**Written problem:**
Retype everything in the listing, leaving each line exactly as it is.

**Working data:**
--------------------------------------------------
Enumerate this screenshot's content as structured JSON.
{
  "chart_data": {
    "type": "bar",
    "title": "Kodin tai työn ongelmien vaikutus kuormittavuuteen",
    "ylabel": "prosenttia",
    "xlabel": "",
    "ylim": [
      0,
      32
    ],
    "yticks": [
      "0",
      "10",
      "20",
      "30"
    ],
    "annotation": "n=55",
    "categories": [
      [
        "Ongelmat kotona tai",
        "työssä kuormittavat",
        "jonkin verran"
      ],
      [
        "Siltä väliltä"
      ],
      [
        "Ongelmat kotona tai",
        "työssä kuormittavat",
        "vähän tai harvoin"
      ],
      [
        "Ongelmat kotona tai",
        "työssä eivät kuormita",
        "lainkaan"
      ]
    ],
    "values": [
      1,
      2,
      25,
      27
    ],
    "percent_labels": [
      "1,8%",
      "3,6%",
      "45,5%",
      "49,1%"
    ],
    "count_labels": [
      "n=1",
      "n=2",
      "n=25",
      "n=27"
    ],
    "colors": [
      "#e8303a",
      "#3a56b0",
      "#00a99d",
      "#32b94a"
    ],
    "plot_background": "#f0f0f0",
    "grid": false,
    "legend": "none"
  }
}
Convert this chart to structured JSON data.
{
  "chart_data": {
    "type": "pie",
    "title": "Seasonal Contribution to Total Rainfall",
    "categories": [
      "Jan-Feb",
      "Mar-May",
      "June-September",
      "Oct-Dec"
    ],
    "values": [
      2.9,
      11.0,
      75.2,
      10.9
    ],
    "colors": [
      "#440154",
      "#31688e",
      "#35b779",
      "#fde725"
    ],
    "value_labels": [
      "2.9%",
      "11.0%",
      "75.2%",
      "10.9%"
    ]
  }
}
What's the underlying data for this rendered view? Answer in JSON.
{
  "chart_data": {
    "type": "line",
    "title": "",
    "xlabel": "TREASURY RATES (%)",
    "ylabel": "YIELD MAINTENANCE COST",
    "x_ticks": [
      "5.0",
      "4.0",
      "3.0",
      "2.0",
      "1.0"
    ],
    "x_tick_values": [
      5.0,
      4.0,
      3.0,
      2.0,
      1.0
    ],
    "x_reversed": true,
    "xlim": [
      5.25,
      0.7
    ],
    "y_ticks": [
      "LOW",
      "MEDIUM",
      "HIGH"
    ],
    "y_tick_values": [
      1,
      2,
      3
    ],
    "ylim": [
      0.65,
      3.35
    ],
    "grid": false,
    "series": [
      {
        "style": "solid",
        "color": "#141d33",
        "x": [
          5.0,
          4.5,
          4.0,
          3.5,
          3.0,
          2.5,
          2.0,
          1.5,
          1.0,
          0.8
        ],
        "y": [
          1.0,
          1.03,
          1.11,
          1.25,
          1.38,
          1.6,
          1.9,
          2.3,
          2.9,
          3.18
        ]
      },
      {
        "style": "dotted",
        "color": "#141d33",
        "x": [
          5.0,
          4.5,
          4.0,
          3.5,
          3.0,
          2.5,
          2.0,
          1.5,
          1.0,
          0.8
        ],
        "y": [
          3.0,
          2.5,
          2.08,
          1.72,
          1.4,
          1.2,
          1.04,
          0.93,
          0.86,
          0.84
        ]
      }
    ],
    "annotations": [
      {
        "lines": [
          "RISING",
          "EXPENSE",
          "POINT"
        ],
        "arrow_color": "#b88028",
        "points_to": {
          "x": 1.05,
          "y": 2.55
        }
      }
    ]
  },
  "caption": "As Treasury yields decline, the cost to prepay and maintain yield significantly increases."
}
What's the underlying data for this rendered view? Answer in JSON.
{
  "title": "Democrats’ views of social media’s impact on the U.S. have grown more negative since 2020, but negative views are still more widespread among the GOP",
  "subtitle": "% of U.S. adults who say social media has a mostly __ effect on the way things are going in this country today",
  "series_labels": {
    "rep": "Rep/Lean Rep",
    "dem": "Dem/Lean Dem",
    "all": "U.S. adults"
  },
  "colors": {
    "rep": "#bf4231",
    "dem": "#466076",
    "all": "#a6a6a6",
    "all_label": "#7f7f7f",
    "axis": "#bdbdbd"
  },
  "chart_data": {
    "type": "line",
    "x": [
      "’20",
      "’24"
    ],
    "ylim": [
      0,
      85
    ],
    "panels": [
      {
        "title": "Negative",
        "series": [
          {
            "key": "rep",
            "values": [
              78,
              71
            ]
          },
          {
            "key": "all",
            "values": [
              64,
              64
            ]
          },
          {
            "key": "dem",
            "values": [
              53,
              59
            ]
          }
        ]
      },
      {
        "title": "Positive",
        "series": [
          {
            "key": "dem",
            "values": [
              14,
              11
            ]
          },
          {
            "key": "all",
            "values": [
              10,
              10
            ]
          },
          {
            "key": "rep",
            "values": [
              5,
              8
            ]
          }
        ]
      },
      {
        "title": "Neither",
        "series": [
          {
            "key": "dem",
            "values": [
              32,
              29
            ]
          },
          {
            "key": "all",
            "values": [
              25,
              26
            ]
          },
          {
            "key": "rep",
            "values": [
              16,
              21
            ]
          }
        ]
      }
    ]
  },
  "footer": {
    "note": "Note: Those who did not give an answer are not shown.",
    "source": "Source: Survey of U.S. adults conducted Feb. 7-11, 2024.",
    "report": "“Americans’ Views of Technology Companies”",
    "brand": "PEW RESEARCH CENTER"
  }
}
--------------------------------------------------
**Reply:**
Enumerate this screenshot's content as structured JSON.
{
  "chart_data": {
    "type": "bar",
    "title": "Kodin tai työn ongelmien vaikutus kuormittavuuteen",
    "ylabel": "prosenttia",
    "xlabel": "",
    "ylim": [
      0,
      32
    ],
    "yticks": [
      "0",
      "10",
      "20",
      "30"
    ],
    "annotation": "n=55",
    "categories": [
      [
        "Ongelmat kotona tai",
        "työssä kuormittavat",
        "jonkin verran"
      ],
      [
        "Siltä väliltä"
      ],
      [
        "Ongelmat kotona tai",
        "työssä kuormittavat",
        "vähän tai harvoin"
      ],
      [
        "Ongelmat kotona tai",
        "työssä eivät kuormita",
        "lainkaan"
      ]
    ],
    "values": [
      1,
      2,
      25,
      27
    ],
    "percent_labels": [
      "1,8%",
      "3,6%",
      "45,5%",
      "49,1%"
    ],
    "count_labels": [
      "n=1",
      "n=2",
      "n=25",
      "n=27"
    ],
    "colors": [
      "#e8303a",
      "#3a56b0",
      "#00a99d",
      "#32b94a"
    ],
    "plot_background": "#f0f0f0",
    "grid": false,
    "legend": "none"
  }
}
Convert this chart to structured JSON data.
{
  "chart_data": {
    "type": "pie",
    "title": "Seasonal Contribution to Total Rainfall",
    "categories": [
      "Jan-Feb",
      "Mar-May",
      "June-September",
      "Oct-Dec"
    ],
    "values": [
      2.9,
      11.0,
      75.2,
      10.9
    ],
    "colors": [
      "#440154",
      "#31688e",
      "#35b779",
      "#fde725"
    ],
    "value_labels": [
      "2.9%",
      "11.0%",
      "75.2%",
      "10.9%"
    ]
  }
}
What's the underlying data for this rendered view? Answer in JSON.
{
  "chart_data": {
    "type": "line",
    "title": "",
    "xlabel": "TREASURY RATES (%)",
    "ylabel": "YIELD MAINTENANCE COST",
    "x_ticks": [
      "5.0",
      "4.0",
      "3.0",
      "2.0",
      "1.0"
    ],
    "x_tick_values": [
      5.0,
      4.0,
      3.0,
      2.0,
      1.0
    ],
    "x_reversed": true,
    "xlim": [
      5.25,
      0.7
    ],
    "y_ticks": [
      "LOW",
      "MEDIUM",
      "HIGH"
    ],
    "y_tick_values": [
      1,
      2,
      3
    ],
    "ylim": [
      0.65,
      3.35
    ],
    "grid": false,
    "series": [
      {
        "style": "solid",
        "color": "#141d33",
        "x": [
          5.0,
          4.5,
          4.0,
          3.5,
          3.0,
          2.5,
          2.0,
          1.5,
          1.0,
          0.8
        ],
        "y": [
          1.0,
          1.03,
          1.11,
          1.25,
          1.38,
          1.6,
          1.9,
          2.3,
          2.9,
          3.18
        ]
      },
      {
        "style": "dotted",
        "color": "#141d33",
        "x": [
          5.0,
          4.5,
          4.0,
          3.5,
          3.0,
          2.5,
          2.0,
          1.5,
          1.0,
          0.8
        ],
        "y": [
          3.0,
          2.5,
          2.08,
          1.72,
          1.4,
          1.2,
          1.04,
          0.93,
          0.86,
          0.84
        ]
      }
    ],
    "annotations": [
      {
        "lines": [
          "RISING",
          "EXPENSE",
          "POINT"
        ],
        "arrow_color": "#b88028",
        "points_to": {
          "x": 1.05,
          "y": 2.55
        }
      }
    ]
  },
  "caption": "As Treasury yields decline, the cost to prepay and maintain yield significantly increases."
}
What's the underlying data for this rendered view? Answer in JSON.
{
  "title": "Democrats’ views of social media’s impact on the U.S. have grown more negative since 2020, but negative views are still more widespread among the GOP",
  "subtitle": "% of U.S. adults who say social media has a mostly __ effect on the way things are going in this country today",
  "series_labels": {
    "rep": "Rep/Lean Rep",
    "dem": "Dem/Lean Dem",
    "all": "U.S. adults"
  },
  "colors": {
    "rep": "#bf4231",
    "dem": "#466076",
    "all": "#a6a6a6",
    "all_label": "#7f7f7f",
    "axis": "#bdbdbd"
  },
  "chart_data": {
    "type": "line",
    "x": [
      "’20",
      "’24"
    ],
    "ylim": [
      0,
      85
    ],
    "panels": [
      {
        "title": "Negative",
        "series": [
          {
            "key": "rep",
            "values": [
              78,
              71
            ]
          },
          {
            "key": "all",
            "values": [
              64,
              64
            ]
          },
          {
            "key": "dem",
            "values": [
              53,
              59
            ]
          }
        ]
      },
      {
        "title": "Positive",
        "series": [
          {
            "key": "dem",
            "values": [
              14,
              11
            ]
          },
          {
            "key": "all",
            "values": [
              10,
              10
            ]
          },
          {
            "key": "rep",
            "values": [
              5,
              8
            ]
          }
        ]
      },
      {
        "title": "Neither",
        "series": [
          {
            "key": "dem",
            "values": [
              32,
              29
            ]
          },
          {
            "key": "all",
            "values": [
              25,
              26
            ]
          },
          {
            "key": "rep",
            "values": [
              16,
              21
            ]
          }
        ]
      }
    ]
  },
  "footer": {
    "note": "Note: Those who did not give an answer are not shown.",
    "source": "Source: Survey of U.S. adults conducted Feb. 7-11, 2024.",
    "report": "“Americans’ Views of Technology Companies”",
    "brand": "PEW RESEARCH CENTER"
  }
}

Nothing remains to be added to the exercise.